- **Records for this exercise**
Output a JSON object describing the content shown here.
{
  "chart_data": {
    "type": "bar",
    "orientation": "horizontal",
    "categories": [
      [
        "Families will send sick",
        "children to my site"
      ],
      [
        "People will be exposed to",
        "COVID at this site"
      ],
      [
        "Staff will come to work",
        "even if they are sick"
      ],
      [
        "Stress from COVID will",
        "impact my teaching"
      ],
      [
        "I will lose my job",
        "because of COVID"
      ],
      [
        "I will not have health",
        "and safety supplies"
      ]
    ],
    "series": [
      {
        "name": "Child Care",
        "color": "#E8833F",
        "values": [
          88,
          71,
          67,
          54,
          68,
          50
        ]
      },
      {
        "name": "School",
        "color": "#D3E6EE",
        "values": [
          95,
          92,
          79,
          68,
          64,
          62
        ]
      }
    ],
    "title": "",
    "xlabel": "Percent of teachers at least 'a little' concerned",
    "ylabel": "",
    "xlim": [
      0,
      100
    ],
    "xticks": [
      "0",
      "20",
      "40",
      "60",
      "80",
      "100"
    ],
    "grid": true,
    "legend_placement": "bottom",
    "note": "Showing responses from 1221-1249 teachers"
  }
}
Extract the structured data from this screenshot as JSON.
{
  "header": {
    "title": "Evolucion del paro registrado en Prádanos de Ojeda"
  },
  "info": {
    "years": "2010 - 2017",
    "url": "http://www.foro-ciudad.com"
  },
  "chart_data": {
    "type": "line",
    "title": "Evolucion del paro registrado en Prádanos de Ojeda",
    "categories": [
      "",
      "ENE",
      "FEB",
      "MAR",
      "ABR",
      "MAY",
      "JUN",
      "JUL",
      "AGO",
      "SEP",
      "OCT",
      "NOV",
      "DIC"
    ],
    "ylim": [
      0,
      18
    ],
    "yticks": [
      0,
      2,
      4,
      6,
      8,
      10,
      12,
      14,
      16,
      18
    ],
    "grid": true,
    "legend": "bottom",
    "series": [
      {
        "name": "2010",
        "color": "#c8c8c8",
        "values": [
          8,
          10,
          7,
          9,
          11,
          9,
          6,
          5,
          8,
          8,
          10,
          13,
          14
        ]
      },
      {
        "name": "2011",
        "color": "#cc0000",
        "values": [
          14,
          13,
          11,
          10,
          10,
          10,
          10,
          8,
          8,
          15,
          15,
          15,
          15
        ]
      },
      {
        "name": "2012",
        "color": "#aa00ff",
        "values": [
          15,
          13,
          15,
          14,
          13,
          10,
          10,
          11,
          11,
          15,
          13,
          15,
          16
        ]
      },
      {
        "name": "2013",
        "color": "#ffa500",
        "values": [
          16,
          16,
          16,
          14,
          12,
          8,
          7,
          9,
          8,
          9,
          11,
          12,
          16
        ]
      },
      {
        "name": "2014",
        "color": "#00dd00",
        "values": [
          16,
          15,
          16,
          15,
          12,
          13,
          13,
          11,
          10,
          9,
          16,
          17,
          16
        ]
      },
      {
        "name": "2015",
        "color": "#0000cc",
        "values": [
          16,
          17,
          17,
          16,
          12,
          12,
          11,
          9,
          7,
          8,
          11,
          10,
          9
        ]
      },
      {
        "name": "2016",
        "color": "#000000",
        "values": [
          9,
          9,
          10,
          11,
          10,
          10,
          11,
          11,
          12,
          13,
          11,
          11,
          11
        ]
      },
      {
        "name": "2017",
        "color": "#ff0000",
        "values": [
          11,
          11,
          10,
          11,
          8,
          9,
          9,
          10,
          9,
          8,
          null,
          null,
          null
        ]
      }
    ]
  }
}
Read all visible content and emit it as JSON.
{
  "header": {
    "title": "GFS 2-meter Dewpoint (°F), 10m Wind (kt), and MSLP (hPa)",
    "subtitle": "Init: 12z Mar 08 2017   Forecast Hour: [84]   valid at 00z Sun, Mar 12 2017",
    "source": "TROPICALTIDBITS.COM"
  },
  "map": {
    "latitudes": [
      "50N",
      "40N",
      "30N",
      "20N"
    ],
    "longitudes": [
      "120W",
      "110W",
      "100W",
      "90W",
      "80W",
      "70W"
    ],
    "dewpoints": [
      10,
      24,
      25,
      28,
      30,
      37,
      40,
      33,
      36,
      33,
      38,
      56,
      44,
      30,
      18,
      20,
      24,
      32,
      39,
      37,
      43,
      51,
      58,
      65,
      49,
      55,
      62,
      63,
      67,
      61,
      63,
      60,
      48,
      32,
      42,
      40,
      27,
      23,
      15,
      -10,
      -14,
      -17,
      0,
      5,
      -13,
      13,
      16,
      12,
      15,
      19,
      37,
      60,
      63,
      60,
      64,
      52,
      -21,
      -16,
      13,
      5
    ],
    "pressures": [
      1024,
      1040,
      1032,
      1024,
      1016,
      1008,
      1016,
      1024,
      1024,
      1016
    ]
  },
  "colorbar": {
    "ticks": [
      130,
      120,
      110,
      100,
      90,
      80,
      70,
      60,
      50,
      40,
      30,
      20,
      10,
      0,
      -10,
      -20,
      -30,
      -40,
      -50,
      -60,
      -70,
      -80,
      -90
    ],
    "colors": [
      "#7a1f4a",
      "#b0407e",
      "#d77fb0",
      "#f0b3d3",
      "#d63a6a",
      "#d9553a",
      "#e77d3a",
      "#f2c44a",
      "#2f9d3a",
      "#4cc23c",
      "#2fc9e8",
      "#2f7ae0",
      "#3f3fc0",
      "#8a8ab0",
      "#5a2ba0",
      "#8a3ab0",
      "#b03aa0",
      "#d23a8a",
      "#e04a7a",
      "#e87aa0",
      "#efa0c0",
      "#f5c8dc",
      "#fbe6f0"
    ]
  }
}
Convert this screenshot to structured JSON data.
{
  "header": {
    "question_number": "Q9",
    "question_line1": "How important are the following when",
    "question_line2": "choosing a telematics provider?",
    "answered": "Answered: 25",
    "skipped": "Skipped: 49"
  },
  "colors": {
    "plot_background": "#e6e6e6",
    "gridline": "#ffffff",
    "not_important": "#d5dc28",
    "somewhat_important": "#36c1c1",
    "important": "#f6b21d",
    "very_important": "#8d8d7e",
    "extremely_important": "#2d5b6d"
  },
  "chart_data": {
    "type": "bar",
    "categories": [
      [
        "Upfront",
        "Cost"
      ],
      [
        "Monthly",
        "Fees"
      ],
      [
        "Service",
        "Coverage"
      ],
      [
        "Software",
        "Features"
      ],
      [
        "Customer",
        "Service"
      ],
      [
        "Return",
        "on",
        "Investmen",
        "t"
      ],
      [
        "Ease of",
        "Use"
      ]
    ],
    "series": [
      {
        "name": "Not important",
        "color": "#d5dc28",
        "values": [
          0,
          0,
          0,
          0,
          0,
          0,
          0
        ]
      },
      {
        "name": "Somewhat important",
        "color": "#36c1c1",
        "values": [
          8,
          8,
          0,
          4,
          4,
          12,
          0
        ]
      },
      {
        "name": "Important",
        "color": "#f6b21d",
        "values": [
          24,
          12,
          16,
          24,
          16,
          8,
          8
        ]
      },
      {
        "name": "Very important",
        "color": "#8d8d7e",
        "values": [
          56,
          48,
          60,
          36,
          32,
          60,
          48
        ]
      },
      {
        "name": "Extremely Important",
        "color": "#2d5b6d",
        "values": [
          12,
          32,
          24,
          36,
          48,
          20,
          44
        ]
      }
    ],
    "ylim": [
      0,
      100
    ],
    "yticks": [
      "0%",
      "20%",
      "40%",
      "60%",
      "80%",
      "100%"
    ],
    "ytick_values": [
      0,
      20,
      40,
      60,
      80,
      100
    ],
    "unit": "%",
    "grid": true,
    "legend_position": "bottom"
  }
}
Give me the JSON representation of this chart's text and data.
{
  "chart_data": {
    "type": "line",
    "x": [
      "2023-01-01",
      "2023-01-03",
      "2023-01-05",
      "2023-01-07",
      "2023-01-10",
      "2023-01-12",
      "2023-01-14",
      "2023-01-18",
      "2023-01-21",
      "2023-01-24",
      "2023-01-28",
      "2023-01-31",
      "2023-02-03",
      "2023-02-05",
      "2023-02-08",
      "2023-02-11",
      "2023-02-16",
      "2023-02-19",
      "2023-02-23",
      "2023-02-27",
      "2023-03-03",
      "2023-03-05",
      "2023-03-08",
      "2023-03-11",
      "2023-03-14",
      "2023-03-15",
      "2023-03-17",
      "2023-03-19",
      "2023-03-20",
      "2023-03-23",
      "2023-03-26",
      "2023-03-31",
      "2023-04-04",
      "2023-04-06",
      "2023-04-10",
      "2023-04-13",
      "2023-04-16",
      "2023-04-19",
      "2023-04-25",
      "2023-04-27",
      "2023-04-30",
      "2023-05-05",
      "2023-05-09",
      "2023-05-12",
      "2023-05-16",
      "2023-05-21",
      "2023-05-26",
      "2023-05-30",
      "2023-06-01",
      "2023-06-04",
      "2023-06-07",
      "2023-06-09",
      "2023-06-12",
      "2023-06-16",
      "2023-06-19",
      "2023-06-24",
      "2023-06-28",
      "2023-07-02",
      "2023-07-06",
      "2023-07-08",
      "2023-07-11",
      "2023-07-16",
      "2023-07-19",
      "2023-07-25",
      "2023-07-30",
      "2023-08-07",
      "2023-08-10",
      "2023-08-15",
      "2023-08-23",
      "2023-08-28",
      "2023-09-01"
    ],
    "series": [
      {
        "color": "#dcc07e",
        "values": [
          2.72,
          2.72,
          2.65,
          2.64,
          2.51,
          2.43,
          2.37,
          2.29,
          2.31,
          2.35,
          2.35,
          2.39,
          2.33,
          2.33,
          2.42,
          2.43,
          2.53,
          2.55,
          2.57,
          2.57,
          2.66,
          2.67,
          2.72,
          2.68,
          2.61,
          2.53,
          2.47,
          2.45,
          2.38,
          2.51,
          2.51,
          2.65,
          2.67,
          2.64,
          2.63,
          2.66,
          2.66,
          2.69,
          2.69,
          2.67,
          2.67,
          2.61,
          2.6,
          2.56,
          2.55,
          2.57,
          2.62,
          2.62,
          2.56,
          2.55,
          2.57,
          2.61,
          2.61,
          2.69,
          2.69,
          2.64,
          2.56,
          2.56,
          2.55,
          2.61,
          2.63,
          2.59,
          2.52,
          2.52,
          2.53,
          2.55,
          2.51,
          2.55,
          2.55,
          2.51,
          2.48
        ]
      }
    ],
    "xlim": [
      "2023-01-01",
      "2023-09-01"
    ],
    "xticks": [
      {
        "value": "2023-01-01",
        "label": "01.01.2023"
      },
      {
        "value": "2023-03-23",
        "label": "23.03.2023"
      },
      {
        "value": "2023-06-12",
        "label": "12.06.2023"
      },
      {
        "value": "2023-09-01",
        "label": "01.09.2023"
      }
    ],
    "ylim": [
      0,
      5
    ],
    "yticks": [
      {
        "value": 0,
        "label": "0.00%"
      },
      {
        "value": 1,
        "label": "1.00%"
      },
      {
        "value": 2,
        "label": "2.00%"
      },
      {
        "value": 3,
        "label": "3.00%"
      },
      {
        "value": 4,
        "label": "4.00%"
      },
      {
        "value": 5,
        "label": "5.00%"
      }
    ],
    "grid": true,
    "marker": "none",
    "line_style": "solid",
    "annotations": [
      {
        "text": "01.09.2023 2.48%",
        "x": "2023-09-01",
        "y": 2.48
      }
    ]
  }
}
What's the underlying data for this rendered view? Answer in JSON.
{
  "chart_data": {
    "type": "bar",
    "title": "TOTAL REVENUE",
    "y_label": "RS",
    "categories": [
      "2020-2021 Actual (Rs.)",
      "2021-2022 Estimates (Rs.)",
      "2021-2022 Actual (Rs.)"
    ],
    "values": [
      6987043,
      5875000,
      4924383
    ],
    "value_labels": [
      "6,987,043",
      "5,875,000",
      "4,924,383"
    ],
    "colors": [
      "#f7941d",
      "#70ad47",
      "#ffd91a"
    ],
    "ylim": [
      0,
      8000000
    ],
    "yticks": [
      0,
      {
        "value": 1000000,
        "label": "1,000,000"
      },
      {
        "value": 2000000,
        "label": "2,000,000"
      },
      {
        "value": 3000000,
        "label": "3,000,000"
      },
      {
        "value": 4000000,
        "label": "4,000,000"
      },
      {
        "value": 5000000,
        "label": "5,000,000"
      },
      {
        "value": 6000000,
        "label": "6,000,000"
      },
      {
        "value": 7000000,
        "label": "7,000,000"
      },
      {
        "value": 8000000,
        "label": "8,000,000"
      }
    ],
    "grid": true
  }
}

- **Exercise details**
From the entries above, copy every line where the word "Evolucion" shows up.

- **Response to the task**
    "title": "Evolucion del paro registrado en Prádanos de Ojeda"
    "title": "Evolucion del paro registrado en Prádanos de Ojeda",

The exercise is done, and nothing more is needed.